■ **Exercise details**:
The records below are to be repeated in full, exactly as they are.

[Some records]
-----

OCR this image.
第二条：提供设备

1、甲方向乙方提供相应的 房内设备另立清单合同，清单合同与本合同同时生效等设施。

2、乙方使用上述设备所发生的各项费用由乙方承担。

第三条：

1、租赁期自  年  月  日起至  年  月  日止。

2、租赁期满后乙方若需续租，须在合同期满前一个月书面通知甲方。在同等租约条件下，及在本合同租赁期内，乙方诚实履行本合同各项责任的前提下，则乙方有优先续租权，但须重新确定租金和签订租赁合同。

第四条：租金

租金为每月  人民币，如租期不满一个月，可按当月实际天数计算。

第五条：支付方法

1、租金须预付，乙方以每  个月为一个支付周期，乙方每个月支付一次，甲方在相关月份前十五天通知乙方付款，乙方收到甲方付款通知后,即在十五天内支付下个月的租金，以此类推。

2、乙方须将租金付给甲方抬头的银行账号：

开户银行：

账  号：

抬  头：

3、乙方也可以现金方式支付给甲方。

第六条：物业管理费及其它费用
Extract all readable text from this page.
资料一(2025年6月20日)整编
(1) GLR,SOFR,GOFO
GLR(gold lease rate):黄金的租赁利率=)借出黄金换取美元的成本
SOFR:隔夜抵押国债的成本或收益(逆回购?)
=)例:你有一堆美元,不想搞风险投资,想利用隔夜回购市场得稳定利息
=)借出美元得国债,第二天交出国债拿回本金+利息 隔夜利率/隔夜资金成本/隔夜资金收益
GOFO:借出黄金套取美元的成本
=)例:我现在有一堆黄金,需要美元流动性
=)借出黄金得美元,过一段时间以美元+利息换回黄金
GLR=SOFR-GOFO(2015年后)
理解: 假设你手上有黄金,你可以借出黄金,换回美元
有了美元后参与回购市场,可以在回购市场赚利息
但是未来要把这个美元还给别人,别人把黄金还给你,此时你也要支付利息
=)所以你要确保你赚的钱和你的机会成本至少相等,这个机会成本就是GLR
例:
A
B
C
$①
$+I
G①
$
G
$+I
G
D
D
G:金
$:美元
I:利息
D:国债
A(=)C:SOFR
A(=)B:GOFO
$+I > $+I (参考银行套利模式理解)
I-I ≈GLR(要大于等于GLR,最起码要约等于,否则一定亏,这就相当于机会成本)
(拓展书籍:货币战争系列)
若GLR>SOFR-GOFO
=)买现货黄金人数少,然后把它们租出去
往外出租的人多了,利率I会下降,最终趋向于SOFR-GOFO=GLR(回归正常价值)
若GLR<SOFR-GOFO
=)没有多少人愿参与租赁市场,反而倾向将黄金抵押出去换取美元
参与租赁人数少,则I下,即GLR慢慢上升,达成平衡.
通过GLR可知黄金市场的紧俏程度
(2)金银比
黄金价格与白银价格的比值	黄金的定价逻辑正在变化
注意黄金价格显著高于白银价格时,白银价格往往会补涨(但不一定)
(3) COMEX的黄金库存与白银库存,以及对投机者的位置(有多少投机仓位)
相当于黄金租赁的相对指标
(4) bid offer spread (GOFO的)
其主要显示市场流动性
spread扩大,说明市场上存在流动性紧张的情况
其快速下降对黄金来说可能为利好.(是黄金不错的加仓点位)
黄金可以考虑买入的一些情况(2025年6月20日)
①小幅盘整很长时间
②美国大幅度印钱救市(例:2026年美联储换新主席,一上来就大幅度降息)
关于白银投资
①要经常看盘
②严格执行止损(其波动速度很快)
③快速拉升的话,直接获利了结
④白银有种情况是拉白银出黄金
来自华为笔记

-----

■ **Response to the exercise**:
OCR this image.
第二条：提供设备

1、甲方向乙方提供相应的 房内设备另立清单合同，清单合同与本合同同时生效等设施。

2、乙方使用上述设备所发生的各项费用由乙方承担。

第三条：

1、租赁期自  年  月  日起至  年  月  日止。

2、租赁期满后乙方若需续租，须在合同期满前一个月书面通知甲方。在同等租约条件下，及在本合同租赁期内，乙方诚实履行本合同各项责任的前提下，则乙方有优先续租权，但须重新确定租金和签订租赁合同。

第四条：租金

租金为每月  人民币，如租期不满一个月，可按当月实际天数计算。

第五条：支付方法

1、租金须预付，乙方以每  个月为一个支付周期，乙方每个月支付一次，甲方在相关月份前十五天通知乙方付款，乙方收到甲方付款通知后,即在十五天内支付下个月的租金，以此类推。

2、乙方须将租金付给甲方抬头的银行账号：

开户银行：

账  号：

抬  头：

3、乙方也可以现金方式支付给甲方。

第六条：物业管理费及其它费用
Extract all readable text from this page.
资料一(2025年6月20日)整编
(1) GLR,SOFR,GOFO
GLR(gold lease rate):黄金的租赁利率=)借出黄金换取美元的成本
SOFR:隔夜抵押国债的成本或收益(逆回购?)
=)例:你有一堆美元,不想搞风险投资,想利用隔夜回购市场得稳定利息
=)借出美元得国债,第二天交出国债拿回本金+利息 隔夜利率/隔夜资金成本/隔夜资金收益
GOFO:借出黄金套取美元的成本
=)例:我现在有一堆黄金,需要美元流动性
=)借出黄金得美元,过一段时间以美元+利息换回黄金
GLR=SOFR-GOFO(2015年后)
理解: 假设你手上有黄金,你可以借出黄金,换回美元
有了美元后参与回购市场,可以在回购市场赚利息
但是未来要把这个美元还给别人,别人把黄金还给你,此时你也要支付利息
=)所以你要确保你赚的钱和你的机会成本至少相等,这个机会成本就是GLR
例:
A
B
C
$①
$+I
G①
$
G
$+I
G
D
D
G:金
$:美元
I:利息
D:国债
A(=)C:SOFR
A(=)B:GOFO
$+I > $+I (参考银行套利模式理解)
I-I ≈GLR(要大于等于GLR,最起码要约等于,否则一定亏,这就相当于机会成本)
(拓展书籍:货币战争系列)
若GLR>SOFR-GOFO
=)买现货黄金人数少,然后把它们租出去
往外出租的人多了,利率I会下降,最终趋向于SOFR-GOFO=GLR(回归正常价值)
若GLR<SOFR-GOFO
=)没有多少人愿参与租赁市场,反而倾向将黄金抵押出去换取美元
参与租赁人数少,则I下,即GLR慢慢上升,达成平衡.
通过GLR可知黄金市场的紧俏程度
(2)金银比
黄金价格与白银价格的比值	黄金的定价逻辑正在变化
注意黄金价格显著高于白银价格时,白银价格往往会补涨(但不一定)
(3) COMEX的黄金库存与白银库存,以及对投机者的位置(有多少投机仓位)
相当于黄金租赁的相对指标
(4) bid offer spread (GOFO的)
其主要显示市场流动性
spread扩大,说明市场上存在流动性紧张的情况
其快速下降对黄金来说可能为利好.(是黄金不错的加仓点位)
黄金可以考虑买入的一些情况(2025年6月20日)
①小幅盘整很长时间
②美国大幅度印钱救市(例:2026年美联储换新主席,一上来就大幅度降息)
关于白银投资
①要经常看盘
②严格执行止损(其波动速度很快)
③快速拉升的话,直接获利了结
④白银有种情况是拉白银出黄金
来自华为笔记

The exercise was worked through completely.